"""
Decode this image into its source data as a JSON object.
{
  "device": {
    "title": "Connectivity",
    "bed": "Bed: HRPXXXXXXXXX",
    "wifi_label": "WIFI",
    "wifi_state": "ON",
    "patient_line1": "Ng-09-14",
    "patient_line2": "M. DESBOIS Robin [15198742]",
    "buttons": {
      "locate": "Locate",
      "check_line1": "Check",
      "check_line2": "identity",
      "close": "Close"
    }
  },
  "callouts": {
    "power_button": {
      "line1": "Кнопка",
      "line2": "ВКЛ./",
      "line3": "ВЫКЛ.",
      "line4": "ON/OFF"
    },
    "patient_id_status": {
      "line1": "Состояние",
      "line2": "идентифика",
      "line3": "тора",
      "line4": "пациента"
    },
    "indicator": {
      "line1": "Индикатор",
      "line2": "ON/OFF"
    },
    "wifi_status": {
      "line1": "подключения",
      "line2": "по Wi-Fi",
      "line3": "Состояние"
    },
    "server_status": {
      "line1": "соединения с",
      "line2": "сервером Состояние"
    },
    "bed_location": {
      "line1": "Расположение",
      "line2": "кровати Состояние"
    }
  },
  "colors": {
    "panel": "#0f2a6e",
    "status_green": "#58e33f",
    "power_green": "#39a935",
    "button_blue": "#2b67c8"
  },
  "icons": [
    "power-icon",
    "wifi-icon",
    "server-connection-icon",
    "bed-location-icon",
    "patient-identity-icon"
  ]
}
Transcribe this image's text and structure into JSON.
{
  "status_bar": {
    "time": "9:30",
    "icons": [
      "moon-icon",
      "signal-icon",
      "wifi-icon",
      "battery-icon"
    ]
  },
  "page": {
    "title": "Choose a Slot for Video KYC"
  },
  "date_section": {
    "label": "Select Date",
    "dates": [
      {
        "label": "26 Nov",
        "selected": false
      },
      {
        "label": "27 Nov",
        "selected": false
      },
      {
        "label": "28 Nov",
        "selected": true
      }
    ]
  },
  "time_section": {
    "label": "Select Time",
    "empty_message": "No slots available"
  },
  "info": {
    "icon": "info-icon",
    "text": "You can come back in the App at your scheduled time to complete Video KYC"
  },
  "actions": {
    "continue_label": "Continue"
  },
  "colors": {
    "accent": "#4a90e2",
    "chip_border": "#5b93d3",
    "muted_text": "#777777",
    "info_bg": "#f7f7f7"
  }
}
"""
## TASK DIRECTIONS
Print the whole listing exactly as it is.

## ANSWER IN FULL
Decode this image into its source data as a JSON object.
{
  "device": {
    "title": "Connectivity",
    "bed": "Bed: HRPXXXXXXXXX",
    "wifi_label": "WIFI",
    "wifi_state": "ON",
    "patient_line1": "Ng-09-14",
    "patient_line2": "M. DESBOIS Robin [15198742]",
    "buttons": {
      "locate": "Locate",
      "check_line1": "Check",
      "check_line2": "identity",
      "close": "Close"
    }
  },
  "callouts": {
    "power_button": {
      "line1": "Кнопка",
      "line2": "ВКЛ./",
      "line3": "ВЫКЛ.",
      "line4": "ON/OFF"
    },
    "patient_id_status": {
      "line1": "Состояние",
      "line2": "идентифика",
      "line3": "тора",
      "line4": "пациента"
    },
    "indicator": {
      "line1": "Индикатор",
      "line2": "ON/OFF"
    },
    "wifi_status": {
      "line1": "подключения",
      "line2": "по Wi-Fi",
      "line3": "Состояние"
    },
    "server_status": {
      "line1": "соединения с",
      "line2": "сервером Состояние"
    },
    "bed_location": {
      "line1": "Расположение",
      "line2": "кровати Состояние"
    }
  },
  "colors": {
    "panel": "#0f2a6e",
    "status_green": "#58e33f",
    "power_green": "#39a935",
    "button_blue": "#2b67c8"
  },
  "icons": [
    "power-icon",
    "wifi-icon",
    "server-connection-icon",
    "bed-location-icon",
    "patient-identity-icon"
  ]
}
Transcribe this image's text and structure into JSON.
{
  "status_bar": {
    "time": "9:30",
    "icons": [
      "moon-icon",
      "signal-icon",
      "wifi-icon",
      "battery-icon"
    ]
  },
  "page": {
    "title": "Choose a Slot for Video KYC"
  },
  "date_section": {
    "label": "Select Date",
    "dates": [
      {
        "label": "26 Nov",
        "selected": false
      },
      {
        "label": "27 Nov",
        "selected": false
      },
      {
        "label": "28 Nov",
        "selected": true
      }
    ]
  },
  "time_section": {
    "label": "Select Time",
    "empty_message": "No slots available"
  },
  "info": {
    "icon": "info-icon",
    "text": "You can come back in the App at your scheduled time to complete Video KYC"
  },
  "actions": {
    "continue_label": "Continue"
  },
  "colors": {
    "accent": "#4a90e2",
    "chip_border": "#5b93d3",
    "muted_text": "#777777",
    "info_bg": "#f7f7f7"
  }
}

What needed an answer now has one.